* _Work to do_: Put each line of the data below into a JSON list of strings, one string per line, leaving out blank lines.

— begin Stored records —

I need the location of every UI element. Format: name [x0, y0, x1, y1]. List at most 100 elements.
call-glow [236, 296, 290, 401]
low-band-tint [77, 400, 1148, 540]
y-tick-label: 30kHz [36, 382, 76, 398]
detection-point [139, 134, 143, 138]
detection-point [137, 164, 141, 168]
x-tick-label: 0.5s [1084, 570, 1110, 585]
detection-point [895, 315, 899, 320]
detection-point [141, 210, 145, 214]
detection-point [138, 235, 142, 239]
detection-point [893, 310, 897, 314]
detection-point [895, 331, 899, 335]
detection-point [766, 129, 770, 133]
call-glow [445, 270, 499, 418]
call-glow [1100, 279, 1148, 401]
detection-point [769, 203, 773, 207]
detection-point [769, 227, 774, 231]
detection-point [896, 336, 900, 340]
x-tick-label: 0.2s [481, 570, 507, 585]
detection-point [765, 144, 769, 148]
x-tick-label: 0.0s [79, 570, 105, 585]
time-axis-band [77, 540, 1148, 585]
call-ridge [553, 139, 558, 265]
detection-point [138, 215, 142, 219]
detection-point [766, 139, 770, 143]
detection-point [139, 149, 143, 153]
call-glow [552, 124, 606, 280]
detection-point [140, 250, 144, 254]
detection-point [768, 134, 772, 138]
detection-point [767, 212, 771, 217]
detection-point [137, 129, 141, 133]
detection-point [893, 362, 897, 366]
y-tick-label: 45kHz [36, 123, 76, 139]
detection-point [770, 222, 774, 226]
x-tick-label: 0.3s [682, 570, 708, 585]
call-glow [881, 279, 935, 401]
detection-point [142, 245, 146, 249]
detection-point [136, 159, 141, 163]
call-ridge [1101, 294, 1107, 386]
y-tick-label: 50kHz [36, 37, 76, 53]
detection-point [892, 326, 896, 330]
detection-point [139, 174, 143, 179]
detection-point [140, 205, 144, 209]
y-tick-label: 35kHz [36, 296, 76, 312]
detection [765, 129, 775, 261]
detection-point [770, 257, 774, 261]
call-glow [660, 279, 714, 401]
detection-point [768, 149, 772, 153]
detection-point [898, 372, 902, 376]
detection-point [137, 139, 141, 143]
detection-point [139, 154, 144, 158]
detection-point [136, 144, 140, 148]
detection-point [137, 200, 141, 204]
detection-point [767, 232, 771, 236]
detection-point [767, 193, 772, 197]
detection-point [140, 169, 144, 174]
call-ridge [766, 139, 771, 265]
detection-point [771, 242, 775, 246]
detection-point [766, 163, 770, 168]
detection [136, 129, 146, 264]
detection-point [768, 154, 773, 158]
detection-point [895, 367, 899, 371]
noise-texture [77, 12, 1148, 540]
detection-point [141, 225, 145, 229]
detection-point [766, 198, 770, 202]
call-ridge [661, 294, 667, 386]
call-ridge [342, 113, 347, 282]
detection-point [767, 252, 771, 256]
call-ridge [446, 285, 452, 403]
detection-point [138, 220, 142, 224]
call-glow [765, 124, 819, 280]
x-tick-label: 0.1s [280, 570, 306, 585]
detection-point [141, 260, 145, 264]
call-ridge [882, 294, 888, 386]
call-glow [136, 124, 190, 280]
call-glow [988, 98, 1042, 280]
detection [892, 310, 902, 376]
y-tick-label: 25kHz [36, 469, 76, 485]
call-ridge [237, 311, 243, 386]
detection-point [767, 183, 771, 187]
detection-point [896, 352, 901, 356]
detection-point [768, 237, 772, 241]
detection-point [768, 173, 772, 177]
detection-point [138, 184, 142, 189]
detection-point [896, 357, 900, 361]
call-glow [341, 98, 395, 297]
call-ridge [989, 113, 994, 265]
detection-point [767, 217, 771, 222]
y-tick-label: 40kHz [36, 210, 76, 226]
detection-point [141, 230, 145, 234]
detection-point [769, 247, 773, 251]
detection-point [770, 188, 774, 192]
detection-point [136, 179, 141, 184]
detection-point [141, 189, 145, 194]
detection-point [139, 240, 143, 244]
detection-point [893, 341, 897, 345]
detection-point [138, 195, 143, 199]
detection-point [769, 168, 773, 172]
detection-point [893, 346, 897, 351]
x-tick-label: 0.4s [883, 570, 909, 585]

— end Stored records —

* _The output_:
[
  "I need the location of every UI element. Format: name [x0, y0, x1, y1]. List at most 100 elements.",
  "call-glow [236, 296, 290, 401]",
  "low-band-tint [77, 400, 1148, 540]",
  "y-tick-label: 30kHz [36, 382, 76, 398]",
  "detection-point [139, 134, 143, 138]",
  "detection-point [137, 164, 141, 168]",
  "x-tick-label: 0.5s [1084, 570, 1110, 585]",
  "detection-point [895, 315, 899, 320]",
  "detection-point [141, 210, 145, 214]",
  "detection-point [138, 235, 142, 239]",
  "detection-point [893, 310, 897, 314]",
  "detection-point [895, 331, 899, 335]",
  "detection-point [766, 129, 770, 133]",
  "call-glow [445, 270, 499, 418]",
  "call-glow [1100, 279, 1148, 401]",
  "detection-point [769, 203, 773, 207]",
  "detection-point [769, 227, 774, 231]",
  "detection-point [896, 336, 900, 340]",
  "x-tick-label: 0.2s [481, 570, 507, 585]",
  "detection-point [765, 144, 769, 148]",
  "x-tick-label: 0.0s [79, 570, 105, 585]",
  "time-axis-band [77, 540, 1148, 585]",
  "call-ridge [553, 139, 558, 265]",
  "detection-point [138, 215, 142, 219]",
  "detection-point [766, 139, 770, 143]",
  "detection-point [139, 149, 143, 153]",
  "call-glow [552, 124, 606, 280]",
  "detection-point [140, 250, 144, 254]",
  "detection-point [768, 134, 772, 138]",
  "detection-point [767, 212, 771, 217]",
  "detection-point [137, 129, 141, 133]",
  "detection-point [893, 362, 897, 366]",
  "y-tick-label: 45kHz [36, 123, 76, 139]",
  "detection-point [770, 222, 774, 226]",
  "x-tick-label: 0.3s [682, 570, 708, 585]",
  "call-glow [881, 279, 935, 401]",
  "detection-point [142, 245, 146, 249]",
  "detection-point [136, 159, 141, 163]",
  "call-ridge [1101, 294, 1107, 386]",
  "y-tick-label: 50kHz [36, 37, 76, 53]",
  "detection-point [892, 326, 896, 330]",
  "detection-point [139, 174, 143, 179]",
  "detection-point [140, 205, 144, 209]",
  "y-tick-label: 35kHz [36, 296, 76, 312]",
  "detection [765, 129, 775, 261]",
  "detection-point [770, 257, 774, 261]",
  "call-glow [660, 279, 714, 401]",
  "detection-point [768, 149, 772, 153]",
  "detection-point [898, 372, 902, 376]",
  "detection-point [137, 139, 141, 143]",
  "detection-point [139, 154, 144, 158]",
  "detection-point [136, 144, 140, 148]",
  "detection-point [137, 200, 141, 204]",
  "detection-point [767, 232, 771, 236]",
  "detection-point [767, 193, 772, 197]",
  "detection-point [140, 169, 144, 174]",
  "call-ridge [766, 139, 771, 265]",
  "detection-point [771, 242, 775, 246]",
  "detection-point [766, 163, 770, 168]",
  "detection [136, 129, 146, 264]",
  "detection-point [768, 154, 773, 158]",
  "detection-point [895, 367, 899, 371]",
  "noise-texture [77, 12, 1148, 540]",
  "detection-point [141, 225, 145, 229]",
  "detection-point [766, 198, 770, 202]",
  "call-ridge [661, 294, 667, 386]",
  "call-ridge [342, 113, 347, 282]",
  "detection-point [767, 252, 771, 256]",
  "call-ridge [446, 285, 452, 403]",
  "detection-point [138, 220, 142, 224]",
  "call-glow [765, 124, 819, 280]",
  "x-tick-label: 0.1s [280, 570, 306, 585]",
  "detection-point [141, 260, 145, 264]",
  "call-ridge [882, 294, 888, 386]",
  "call-glow [136, 124, 190, 280]",
  "call-glow [988, 98, 1042, 280]",
  "detection [892, 310, 902, 376]",
  "y-tick-label: 25kHz [36, 469, 76, 485]",
  "call-ridge [237, 311, 243, 386]",
  "detection-point [767, 183, 771, 187]",
  "detection-point [896, 352, 901, 356]",
  "detection-point [768, 237, 772, 241]",
  "detection-point [768, 173, 772, 177]",
  "detection-point [138, 184, 142, 189]",
  "detection-point [896, 357, 900, 361]",
  "call-glow [341, 98, 395, 297]",
  "call-ridge [989, 113, 994, 265]",
  "detection-point [767, 217, 771, 222]",
  "y-tick-label: 40kHz [36, 210, 76, 226]",
  "detection-point [141, 230, 145, 234]",
  "detection-point [769, 247, 773, 251]",
  "detection-point [770, 188, 774, 192]",
  "detection-point [136, 179, 141, 184]",
  "detection-point [141, 189, 145, 194]",
  "detection-point [139, 240, 143, 244]",
  "detection-point [893, 341, 897, 345]",
  "detection-point [138, 195, 143, 199]",
  "detection-point [769, 168, 773, 172]",
  "detection-point [893, 346, 897, 351]",
  "x-tick-label: 0.4s [883, 570, 909, 585]"
]